• [TASKS]:
1. In the planetary camera post, which planet was chosen in Stellarium, and why?
2. Repeat word for word the part of the planetary camera post that opens with the words containing "Wanting to buy" and closes with "far so good.".
3. Continue the planetary camera post, beginning right after its final line.

Wanting to buy a monochromatic planetary camera, I thought I could use the ROI mode to increase the fps and, in order to better understand the FOV, I went on Stellarium (I chose Jupiter as the planet to shoot, being the bigger) and entered the telescope and sensors measures. And so far so good.

 

From now on I refer to a practical example to make a better idea of my final doubt.

 

  • I'm using a Meade 12" ACF f/10 (D = 304.8mm - FL = 3048mm) from this I know that the theoretical maximum magnification is ~2.5xD = 760x;
  • my theoretical optimal sampling in the visible band (~550nm) is 0.121"/pixel (to be able to apply the Nyquist criterion);
  • the chosen camera is a QHY5L-II because the 3.75um pixels offer me (with a 2x barlow) a resulting sampling of 0.126"/pixel (the closest to the theoretically calculated one);
  • the maximum resolution I can aspire to, determined by the average of local turbulence, is around 2".

• [RECORD SET]:
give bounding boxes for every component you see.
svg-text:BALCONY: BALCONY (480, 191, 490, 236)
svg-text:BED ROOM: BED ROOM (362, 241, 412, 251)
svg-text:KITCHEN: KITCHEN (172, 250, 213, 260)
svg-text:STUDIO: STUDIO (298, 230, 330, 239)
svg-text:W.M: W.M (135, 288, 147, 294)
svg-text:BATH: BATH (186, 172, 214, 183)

• [RESPONSES TO THE TASKS]:
1. Jupiter, because it is the bigger planet.

2.
Wanting to buy a monochromatic planetary camera, I thought I could use the ROI mode to increase the fps and, in order to better understand the FOV, I went on Stellarium (I chose Jupiter as the planet to shoot, being the bigger) and entered the telescope and sensors measures. And so far so good.

3.
 

All that said, to calculate the FOV, given the maximum resolution of (1280x960)pixels of the camera, I calculate the size of the chip or (4.8x3.6)mm, therefore a diagonal of 6mm.

 

Now to calculate the 'corresponding magnification', instead of using the FL as usual for an eyepiece, here I use the diagonal just calculated and it comes out 508x considering there is the 2x barlow (always in order to achieve the optimal sampling), this becomes 1016x which is already much beyond the fateful maximum theoretical magnification allowed by my telescope, previously calculated, but it's still acceptable.

 

Now, however, at (1280x960)pixels, or at full resolution as you want, the camera in question takes a measly 30fps, very few! So I take advantage of the smallest ROI available, looking for the right compromise on the one hand for the highest fps and on the other in order to get the captured planet, e.g. Jupiter, in the FOV.

 

Well, taking into account that Jupiter has an average angular diameter of 39.4" and that the sampling is 0.126"/pixel we immediately obtain ~(313x313)pixel which is therefore the minimum ROI to be adopted to get it in.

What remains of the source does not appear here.